▸ EXERCISE DETAILS
Locate and copy all lines bearing the word "Amplitude".

Saved data entries
— Begin —

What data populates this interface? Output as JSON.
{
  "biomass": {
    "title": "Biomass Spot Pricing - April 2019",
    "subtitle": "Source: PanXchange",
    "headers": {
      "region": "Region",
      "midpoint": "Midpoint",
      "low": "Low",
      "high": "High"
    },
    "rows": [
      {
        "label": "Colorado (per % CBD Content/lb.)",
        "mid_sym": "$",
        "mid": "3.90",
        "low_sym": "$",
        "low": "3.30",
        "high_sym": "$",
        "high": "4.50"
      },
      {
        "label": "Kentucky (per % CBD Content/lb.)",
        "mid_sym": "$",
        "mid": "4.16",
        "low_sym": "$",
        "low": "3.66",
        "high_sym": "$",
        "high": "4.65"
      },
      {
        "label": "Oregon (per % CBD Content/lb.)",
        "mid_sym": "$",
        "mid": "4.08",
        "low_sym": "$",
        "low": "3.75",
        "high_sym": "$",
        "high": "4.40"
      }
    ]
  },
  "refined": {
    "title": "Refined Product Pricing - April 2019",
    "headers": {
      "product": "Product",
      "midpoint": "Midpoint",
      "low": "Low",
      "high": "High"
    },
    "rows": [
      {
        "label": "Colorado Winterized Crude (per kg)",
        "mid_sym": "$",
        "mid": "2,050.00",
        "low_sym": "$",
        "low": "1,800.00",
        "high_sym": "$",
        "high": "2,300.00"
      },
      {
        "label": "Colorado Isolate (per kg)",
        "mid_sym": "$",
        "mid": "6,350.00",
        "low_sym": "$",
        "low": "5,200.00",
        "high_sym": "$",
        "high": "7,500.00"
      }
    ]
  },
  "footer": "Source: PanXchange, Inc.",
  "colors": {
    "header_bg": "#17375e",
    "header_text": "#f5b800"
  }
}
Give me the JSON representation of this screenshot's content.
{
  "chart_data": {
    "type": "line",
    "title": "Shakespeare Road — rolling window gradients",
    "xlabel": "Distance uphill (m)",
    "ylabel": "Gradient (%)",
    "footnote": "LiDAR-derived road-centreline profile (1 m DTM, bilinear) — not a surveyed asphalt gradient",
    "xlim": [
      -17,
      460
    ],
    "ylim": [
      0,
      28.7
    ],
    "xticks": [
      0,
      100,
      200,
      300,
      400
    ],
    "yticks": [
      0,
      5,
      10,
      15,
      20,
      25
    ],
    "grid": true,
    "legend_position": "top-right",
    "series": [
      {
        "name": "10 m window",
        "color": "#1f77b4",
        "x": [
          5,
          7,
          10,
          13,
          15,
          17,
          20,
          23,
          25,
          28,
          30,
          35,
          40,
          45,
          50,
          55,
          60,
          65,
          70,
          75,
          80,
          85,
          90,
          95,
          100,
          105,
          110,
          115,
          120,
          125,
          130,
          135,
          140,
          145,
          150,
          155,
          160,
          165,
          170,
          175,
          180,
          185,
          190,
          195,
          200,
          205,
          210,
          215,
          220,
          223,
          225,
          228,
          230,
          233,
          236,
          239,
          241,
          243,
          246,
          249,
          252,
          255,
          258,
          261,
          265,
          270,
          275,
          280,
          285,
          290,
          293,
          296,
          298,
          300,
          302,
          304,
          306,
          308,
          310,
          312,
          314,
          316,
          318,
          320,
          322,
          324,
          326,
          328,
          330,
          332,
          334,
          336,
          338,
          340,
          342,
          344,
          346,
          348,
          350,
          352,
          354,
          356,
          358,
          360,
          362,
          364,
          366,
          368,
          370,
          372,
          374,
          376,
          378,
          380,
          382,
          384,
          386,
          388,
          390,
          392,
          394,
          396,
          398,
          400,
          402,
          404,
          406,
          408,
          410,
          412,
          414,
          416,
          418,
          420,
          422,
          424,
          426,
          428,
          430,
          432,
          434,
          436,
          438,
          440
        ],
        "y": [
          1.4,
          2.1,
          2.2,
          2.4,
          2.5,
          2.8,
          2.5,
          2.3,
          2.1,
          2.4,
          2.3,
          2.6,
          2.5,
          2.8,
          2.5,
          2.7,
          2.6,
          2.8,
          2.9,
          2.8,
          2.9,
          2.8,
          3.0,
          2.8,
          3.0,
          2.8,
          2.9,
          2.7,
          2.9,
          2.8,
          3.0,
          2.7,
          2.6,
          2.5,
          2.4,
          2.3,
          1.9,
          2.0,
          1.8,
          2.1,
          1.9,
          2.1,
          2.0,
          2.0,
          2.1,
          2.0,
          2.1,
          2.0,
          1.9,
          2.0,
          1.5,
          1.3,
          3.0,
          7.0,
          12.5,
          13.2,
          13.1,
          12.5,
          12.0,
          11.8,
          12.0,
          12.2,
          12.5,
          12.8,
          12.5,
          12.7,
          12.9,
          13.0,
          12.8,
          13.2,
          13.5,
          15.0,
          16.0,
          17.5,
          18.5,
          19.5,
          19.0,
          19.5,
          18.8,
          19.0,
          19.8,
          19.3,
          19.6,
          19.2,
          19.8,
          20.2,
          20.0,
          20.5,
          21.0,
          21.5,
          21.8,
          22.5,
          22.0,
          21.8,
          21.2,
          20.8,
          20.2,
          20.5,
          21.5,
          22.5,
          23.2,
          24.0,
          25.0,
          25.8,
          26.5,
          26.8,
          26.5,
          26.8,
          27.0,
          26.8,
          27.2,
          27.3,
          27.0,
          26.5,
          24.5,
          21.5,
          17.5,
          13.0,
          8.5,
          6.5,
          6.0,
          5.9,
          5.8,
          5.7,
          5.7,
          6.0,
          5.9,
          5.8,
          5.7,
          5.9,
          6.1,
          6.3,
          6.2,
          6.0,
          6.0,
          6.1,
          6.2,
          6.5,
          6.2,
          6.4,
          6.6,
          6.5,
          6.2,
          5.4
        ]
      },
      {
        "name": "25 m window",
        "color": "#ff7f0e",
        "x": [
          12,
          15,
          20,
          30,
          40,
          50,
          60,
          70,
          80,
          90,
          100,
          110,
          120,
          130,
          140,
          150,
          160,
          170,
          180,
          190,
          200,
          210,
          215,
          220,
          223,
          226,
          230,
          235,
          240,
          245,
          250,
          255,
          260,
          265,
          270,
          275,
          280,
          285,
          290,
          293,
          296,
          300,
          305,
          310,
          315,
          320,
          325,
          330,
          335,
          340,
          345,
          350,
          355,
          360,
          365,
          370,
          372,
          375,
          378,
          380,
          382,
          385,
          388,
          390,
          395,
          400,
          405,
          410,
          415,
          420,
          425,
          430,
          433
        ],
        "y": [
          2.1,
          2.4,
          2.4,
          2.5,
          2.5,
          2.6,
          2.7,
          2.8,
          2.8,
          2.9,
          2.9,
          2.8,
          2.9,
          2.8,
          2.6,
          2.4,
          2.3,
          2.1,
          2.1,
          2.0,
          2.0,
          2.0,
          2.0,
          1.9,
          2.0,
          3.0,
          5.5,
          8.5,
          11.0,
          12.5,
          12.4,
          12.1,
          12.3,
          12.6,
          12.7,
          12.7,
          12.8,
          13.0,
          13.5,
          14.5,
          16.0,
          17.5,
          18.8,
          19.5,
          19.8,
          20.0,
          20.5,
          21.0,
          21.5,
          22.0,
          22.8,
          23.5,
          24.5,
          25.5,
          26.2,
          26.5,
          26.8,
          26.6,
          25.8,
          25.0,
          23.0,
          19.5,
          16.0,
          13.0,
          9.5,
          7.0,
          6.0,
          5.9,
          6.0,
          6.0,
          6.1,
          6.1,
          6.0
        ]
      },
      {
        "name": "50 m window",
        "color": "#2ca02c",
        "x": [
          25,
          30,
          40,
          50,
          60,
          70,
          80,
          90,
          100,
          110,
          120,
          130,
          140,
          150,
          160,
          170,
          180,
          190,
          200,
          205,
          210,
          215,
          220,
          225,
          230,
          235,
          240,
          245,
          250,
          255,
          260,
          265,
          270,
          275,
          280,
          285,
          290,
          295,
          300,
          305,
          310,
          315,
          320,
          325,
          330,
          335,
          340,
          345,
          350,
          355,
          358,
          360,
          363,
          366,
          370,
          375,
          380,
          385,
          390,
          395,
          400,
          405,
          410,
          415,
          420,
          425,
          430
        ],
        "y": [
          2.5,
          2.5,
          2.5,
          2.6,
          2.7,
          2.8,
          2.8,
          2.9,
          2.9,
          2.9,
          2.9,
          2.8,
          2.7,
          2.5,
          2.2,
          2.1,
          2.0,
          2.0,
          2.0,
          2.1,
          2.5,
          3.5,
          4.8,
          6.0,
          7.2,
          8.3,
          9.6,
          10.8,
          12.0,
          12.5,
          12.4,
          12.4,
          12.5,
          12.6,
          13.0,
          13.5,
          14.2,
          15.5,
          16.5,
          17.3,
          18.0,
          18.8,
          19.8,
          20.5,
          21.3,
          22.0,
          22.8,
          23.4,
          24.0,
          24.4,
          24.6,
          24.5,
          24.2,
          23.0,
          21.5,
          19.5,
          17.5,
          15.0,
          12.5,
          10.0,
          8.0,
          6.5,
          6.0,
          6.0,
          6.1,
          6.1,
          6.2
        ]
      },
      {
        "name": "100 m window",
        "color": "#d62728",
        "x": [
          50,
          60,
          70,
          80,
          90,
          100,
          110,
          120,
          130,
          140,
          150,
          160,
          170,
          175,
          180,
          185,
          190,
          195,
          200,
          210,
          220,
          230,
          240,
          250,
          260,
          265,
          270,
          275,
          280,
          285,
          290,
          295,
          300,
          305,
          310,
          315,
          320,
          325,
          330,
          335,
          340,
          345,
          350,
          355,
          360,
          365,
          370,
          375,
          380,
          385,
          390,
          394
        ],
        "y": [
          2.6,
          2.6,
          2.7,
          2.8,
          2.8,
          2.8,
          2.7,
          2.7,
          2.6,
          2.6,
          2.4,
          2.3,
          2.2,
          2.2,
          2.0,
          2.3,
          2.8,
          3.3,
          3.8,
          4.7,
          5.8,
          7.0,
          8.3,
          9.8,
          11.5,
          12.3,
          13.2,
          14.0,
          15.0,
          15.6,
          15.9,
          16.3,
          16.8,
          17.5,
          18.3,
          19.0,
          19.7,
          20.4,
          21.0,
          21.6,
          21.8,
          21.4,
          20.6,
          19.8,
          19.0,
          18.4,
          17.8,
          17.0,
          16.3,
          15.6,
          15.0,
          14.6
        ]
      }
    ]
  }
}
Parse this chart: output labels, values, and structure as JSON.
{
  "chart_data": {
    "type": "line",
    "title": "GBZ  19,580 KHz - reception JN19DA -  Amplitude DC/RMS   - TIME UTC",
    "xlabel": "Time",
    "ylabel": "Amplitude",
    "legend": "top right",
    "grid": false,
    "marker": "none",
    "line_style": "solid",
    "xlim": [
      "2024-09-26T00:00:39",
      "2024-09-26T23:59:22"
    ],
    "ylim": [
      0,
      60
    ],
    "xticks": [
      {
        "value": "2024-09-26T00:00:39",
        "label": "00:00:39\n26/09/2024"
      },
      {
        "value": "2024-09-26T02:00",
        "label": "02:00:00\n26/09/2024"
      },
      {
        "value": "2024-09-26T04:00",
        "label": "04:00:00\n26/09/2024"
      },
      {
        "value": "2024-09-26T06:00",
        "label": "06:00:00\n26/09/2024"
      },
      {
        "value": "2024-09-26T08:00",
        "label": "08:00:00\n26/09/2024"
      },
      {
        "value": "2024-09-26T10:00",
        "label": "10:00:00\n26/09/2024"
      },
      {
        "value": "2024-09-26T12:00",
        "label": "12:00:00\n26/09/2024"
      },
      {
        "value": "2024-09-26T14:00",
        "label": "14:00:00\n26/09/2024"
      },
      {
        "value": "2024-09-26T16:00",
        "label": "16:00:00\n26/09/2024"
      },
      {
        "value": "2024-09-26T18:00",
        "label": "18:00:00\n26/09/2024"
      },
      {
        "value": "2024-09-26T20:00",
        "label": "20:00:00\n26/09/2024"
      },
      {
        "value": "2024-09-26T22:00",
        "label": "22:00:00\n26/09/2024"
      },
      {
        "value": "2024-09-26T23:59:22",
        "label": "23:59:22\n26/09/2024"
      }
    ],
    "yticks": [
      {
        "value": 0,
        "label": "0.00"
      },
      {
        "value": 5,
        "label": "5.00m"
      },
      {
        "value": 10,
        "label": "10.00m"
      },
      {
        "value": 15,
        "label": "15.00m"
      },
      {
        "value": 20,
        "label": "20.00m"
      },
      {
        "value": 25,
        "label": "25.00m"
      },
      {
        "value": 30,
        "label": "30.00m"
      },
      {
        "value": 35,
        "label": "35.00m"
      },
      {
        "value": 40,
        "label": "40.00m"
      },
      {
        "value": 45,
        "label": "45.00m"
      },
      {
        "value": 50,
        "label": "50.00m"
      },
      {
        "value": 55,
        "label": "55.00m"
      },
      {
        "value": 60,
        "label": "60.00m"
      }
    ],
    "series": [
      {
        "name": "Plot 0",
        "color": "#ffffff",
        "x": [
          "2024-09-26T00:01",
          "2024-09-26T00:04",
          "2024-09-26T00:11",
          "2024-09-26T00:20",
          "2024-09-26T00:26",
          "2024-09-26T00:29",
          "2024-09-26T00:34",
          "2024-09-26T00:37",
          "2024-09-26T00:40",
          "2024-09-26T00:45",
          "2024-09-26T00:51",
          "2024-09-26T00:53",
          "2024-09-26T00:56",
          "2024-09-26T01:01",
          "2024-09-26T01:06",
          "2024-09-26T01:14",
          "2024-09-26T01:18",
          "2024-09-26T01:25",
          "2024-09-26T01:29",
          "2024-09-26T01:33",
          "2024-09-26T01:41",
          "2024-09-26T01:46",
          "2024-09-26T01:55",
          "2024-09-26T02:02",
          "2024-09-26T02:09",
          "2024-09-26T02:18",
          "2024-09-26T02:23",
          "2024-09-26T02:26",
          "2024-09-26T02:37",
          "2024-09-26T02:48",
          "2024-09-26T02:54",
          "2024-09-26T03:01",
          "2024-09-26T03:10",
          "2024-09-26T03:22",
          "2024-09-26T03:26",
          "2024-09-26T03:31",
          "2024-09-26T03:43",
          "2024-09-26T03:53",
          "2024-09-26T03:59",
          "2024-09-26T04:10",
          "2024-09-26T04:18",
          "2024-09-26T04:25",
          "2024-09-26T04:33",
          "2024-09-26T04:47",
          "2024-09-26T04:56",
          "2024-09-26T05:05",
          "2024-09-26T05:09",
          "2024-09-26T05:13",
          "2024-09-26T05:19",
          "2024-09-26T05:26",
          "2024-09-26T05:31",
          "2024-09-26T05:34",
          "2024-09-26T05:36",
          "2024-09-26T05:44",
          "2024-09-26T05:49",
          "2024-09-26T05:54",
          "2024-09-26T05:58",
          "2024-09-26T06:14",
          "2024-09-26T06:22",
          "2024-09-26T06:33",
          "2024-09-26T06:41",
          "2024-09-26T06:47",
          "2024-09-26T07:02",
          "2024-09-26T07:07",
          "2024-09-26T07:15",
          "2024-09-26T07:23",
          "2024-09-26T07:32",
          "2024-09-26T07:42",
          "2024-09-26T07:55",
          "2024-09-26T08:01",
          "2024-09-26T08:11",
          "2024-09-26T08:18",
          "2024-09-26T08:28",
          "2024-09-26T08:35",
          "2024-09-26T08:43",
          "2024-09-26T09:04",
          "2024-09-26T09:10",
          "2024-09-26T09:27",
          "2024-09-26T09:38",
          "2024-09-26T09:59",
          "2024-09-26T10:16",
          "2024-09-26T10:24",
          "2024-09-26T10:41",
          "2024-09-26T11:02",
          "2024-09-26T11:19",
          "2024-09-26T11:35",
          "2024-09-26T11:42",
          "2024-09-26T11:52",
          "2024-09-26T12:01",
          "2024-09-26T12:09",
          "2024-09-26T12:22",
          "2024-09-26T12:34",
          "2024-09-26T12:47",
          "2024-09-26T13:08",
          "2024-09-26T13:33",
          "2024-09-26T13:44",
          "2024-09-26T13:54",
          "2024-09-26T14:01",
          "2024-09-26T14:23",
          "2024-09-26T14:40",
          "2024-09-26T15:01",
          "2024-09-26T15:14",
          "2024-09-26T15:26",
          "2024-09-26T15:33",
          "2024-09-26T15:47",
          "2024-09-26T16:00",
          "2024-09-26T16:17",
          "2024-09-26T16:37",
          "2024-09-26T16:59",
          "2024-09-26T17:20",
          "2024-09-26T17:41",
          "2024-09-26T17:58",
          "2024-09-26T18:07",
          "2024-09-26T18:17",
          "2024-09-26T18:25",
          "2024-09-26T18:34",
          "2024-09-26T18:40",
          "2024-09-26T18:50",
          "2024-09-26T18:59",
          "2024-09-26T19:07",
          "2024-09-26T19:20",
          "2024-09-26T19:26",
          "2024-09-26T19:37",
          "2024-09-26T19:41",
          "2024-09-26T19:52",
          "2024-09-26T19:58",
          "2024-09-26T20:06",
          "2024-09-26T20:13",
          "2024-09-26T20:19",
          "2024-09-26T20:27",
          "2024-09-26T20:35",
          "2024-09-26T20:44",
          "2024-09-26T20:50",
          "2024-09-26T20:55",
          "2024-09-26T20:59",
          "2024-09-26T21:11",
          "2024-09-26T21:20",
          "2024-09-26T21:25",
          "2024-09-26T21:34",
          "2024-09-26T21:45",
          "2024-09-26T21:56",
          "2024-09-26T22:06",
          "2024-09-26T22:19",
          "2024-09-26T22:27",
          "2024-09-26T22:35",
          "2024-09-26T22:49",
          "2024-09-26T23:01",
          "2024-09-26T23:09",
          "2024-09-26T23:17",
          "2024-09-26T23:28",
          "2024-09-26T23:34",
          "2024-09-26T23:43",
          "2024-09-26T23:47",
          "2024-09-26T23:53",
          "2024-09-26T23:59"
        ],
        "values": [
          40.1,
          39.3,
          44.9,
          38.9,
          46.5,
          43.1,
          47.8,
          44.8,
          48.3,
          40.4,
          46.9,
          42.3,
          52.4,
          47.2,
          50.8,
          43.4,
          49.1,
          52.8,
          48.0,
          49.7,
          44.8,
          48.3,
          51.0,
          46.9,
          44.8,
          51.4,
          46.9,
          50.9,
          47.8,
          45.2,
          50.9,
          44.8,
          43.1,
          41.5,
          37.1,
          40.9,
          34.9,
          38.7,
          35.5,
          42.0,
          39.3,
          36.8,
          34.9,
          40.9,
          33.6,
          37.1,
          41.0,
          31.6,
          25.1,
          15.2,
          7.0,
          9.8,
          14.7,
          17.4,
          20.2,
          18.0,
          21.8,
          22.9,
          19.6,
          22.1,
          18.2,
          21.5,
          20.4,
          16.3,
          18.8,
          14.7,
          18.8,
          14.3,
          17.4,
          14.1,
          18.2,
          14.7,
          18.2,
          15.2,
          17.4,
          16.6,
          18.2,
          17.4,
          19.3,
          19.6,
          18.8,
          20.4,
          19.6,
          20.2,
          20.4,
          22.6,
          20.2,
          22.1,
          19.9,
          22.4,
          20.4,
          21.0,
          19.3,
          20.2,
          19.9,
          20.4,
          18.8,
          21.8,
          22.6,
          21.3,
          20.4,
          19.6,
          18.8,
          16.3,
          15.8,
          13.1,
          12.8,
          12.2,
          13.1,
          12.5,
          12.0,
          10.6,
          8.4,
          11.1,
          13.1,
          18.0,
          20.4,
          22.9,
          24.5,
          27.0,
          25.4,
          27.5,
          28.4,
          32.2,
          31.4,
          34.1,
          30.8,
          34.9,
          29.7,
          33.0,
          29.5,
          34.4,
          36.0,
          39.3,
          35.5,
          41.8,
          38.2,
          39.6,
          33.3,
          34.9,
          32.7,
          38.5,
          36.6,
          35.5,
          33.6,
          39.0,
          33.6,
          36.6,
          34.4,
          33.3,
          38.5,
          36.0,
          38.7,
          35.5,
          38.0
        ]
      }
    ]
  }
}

— End —

▸ RESULT OF THIS EXERCISE
    "title": "GBZ  19,580 KHz - reception JN19DA -  Amplitude DC/RMS   - TIME UTC",
    "ylabel": "Amplitude",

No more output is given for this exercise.